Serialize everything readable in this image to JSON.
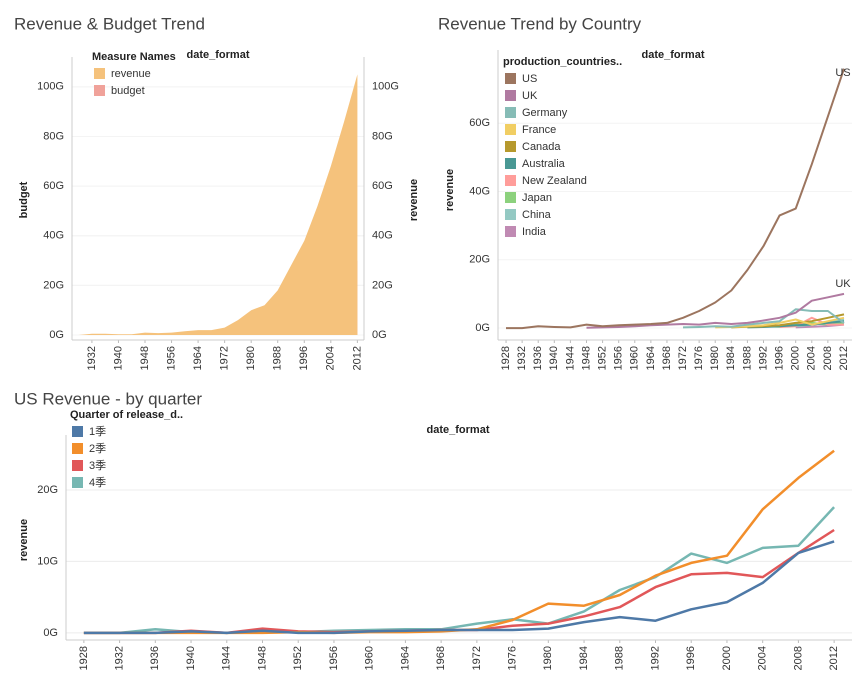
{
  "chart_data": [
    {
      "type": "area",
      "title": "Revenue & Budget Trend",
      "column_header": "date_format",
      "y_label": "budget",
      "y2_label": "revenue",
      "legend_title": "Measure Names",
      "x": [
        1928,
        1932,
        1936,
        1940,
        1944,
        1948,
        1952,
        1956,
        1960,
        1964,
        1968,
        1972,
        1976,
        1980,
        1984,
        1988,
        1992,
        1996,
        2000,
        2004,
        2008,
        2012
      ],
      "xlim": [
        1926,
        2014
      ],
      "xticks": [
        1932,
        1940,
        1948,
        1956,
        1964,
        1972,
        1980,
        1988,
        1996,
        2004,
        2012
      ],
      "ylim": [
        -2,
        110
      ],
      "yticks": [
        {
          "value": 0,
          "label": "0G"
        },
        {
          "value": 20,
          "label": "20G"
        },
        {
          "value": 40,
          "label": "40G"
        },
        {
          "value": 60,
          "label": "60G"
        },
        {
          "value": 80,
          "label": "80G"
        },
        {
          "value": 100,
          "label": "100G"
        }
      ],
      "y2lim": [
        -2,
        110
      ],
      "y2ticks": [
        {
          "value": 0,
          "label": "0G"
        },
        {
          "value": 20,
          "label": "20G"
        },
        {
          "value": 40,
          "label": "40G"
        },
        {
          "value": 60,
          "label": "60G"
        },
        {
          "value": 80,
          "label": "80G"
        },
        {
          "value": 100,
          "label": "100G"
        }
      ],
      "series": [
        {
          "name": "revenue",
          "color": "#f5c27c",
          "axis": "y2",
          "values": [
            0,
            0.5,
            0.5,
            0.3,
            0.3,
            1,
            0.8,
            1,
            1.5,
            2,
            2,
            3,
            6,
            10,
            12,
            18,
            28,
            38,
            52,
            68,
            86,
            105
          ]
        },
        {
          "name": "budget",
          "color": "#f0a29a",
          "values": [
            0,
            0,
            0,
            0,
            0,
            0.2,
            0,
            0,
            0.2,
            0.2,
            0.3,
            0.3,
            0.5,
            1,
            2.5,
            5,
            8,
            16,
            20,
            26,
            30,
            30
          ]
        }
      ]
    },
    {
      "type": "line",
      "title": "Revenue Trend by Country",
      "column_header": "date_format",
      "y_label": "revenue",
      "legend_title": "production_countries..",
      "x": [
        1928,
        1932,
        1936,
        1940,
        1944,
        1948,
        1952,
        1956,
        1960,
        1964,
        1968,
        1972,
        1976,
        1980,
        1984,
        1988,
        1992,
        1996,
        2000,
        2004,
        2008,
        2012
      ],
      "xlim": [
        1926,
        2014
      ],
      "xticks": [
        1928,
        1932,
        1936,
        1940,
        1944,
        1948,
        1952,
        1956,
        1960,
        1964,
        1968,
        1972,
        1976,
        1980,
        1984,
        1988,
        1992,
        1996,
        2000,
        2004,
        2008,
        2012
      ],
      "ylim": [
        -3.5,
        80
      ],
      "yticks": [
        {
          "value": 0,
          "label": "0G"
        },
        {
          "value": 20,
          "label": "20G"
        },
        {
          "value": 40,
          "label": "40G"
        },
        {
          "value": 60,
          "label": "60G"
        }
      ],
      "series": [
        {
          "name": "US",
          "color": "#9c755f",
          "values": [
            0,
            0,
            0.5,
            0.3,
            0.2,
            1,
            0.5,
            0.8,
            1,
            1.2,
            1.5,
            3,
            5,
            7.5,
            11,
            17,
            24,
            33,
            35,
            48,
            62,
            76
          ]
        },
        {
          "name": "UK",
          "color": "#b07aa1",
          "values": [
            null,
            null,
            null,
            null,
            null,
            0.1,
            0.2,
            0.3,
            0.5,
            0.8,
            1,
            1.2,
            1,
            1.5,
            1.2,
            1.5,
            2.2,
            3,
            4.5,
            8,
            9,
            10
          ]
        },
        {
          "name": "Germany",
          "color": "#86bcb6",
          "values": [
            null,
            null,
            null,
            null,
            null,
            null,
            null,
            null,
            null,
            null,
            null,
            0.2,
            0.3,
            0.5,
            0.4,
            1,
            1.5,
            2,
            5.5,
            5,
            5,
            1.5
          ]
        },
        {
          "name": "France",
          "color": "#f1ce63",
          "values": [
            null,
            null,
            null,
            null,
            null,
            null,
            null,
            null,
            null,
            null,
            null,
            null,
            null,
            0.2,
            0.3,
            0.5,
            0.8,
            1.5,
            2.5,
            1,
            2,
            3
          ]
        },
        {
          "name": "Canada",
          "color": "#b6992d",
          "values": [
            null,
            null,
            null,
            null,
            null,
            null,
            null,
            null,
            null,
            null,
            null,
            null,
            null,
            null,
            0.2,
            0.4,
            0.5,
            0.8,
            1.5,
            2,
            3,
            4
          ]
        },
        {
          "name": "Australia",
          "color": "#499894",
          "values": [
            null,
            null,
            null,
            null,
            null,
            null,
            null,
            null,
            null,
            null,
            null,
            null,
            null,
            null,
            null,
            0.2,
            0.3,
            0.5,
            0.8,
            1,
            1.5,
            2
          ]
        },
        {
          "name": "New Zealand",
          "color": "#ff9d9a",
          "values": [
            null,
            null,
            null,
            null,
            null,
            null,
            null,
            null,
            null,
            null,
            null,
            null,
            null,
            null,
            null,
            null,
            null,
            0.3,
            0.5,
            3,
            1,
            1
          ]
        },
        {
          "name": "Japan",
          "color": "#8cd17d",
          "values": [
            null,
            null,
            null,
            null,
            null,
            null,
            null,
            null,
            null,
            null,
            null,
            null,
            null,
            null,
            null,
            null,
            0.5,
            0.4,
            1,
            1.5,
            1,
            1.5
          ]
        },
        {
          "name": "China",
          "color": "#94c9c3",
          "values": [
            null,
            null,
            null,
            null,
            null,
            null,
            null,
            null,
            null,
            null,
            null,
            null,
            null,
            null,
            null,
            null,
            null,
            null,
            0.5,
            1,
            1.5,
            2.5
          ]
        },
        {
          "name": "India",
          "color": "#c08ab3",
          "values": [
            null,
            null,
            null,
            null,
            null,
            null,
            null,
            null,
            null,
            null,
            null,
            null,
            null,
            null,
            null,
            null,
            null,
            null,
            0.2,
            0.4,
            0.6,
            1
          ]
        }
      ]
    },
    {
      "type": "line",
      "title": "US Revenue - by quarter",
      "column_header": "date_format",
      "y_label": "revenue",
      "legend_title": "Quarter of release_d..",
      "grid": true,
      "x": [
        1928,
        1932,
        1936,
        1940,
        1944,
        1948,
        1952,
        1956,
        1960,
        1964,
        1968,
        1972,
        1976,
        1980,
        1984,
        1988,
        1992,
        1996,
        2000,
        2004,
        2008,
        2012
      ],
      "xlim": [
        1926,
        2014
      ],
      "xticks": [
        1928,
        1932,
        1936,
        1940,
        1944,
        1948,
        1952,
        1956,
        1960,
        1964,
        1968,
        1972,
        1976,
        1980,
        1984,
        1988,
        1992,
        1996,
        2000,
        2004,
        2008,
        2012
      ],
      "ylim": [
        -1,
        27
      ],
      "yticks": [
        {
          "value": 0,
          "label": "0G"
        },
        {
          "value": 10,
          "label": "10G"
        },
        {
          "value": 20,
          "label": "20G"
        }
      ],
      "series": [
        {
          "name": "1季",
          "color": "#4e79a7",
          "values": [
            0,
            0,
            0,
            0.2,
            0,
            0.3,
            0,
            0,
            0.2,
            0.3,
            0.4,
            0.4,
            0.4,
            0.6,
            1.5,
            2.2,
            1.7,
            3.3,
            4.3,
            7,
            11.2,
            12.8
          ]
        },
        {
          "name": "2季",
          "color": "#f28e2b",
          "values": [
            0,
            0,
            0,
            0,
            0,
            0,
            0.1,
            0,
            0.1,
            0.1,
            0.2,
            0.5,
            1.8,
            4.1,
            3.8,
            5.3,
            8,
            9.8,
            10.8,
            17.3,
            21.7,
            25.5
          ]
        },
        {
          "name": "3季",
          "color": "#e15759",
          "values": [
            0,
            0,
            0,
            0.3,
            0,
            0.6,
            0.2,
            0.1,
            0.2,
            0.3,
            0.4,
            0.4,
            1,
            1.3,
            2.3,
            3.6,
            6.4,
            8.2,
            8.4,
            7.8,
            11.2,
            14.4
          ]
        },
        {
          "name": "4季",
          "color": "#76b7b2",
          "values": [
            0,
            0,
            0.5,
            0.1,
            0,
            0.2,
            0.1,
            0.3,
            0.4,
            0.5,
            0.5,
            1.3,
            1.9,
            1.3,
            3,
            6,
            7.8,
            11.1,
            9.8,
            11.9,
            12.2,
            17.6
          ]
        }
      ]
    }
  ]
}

...

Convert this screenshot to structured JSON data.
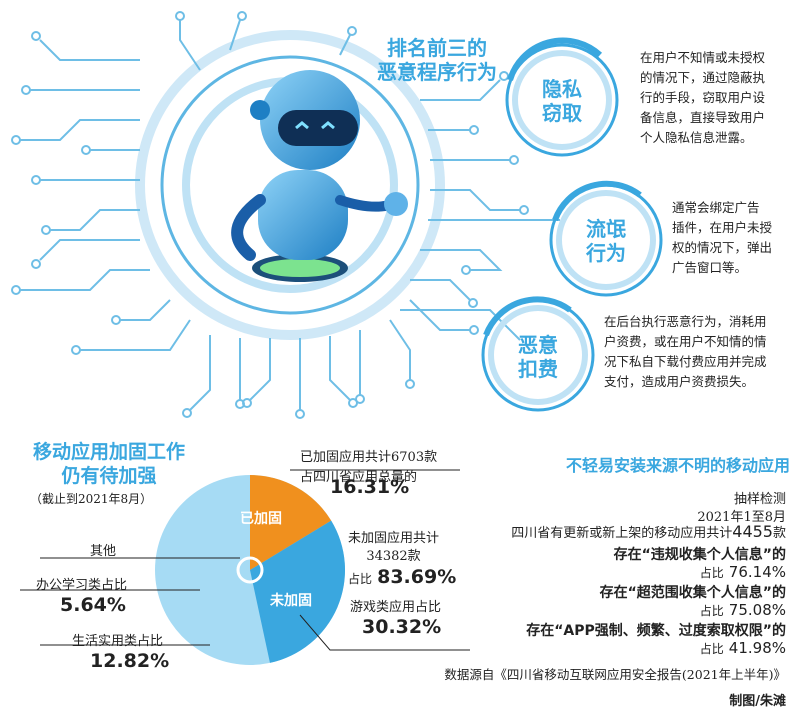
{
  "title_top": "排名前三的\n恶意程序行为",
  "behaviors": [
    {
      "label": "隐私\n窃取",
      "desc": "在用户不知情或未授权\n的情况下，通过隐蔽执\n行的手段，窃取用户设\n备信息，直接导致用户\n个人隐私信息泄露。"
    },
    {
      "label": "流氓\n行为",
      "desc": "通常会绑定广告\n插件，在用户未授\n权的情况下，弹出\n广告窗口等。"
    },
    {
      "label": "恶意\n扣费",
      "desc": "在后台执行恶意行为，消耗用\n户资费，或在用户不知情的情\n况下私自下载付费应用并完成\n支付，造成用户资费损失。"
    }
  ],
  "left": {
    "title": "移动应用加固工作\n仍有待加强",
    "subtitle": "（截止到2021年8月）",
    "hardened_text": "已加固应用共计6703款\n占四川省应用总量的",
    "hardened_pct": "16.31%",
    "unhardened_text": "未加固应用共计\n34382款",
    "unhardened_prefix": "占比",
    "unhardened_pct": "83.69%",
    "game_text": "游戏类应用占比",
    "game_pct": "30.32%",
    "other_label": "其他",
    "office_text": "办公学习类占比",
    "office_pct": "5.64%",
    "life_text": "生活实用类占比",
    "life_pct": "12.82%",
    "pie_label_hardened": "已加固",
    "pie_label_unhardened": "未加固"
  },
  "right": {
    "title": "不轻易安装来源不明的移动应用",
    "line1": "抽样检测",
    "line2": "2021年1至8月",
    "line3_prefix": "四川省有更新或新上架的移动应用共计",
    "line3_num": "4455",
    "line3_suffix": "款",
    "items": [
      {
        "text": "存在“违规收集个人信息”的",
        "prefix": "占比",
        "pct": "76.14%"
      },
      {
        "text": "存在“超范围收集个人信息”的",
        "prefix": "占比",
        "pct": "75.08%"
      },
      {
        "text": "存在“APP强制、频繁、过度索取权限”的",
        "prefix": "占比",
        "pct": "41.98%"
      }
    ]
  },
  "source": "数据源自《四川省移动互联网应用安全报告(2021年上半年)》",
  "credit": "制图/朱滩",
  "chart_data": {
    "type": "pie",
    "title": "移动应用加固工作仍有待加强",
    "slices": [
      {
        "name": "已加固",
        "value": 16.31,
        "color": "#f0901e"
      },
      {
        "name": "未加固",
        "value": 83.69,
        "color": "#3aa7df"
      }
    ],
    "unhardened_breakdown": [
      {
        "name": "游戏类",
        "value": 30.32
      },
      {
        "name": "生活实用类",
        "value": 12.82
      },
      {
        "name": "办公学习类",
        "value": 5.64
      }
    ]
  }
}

# [Do this]
Give every line of the material that includes the string "JSON".

# [Finished answer]
Serialize everything readable in this image to JSON.
Convert this screenshot to structured JSON data.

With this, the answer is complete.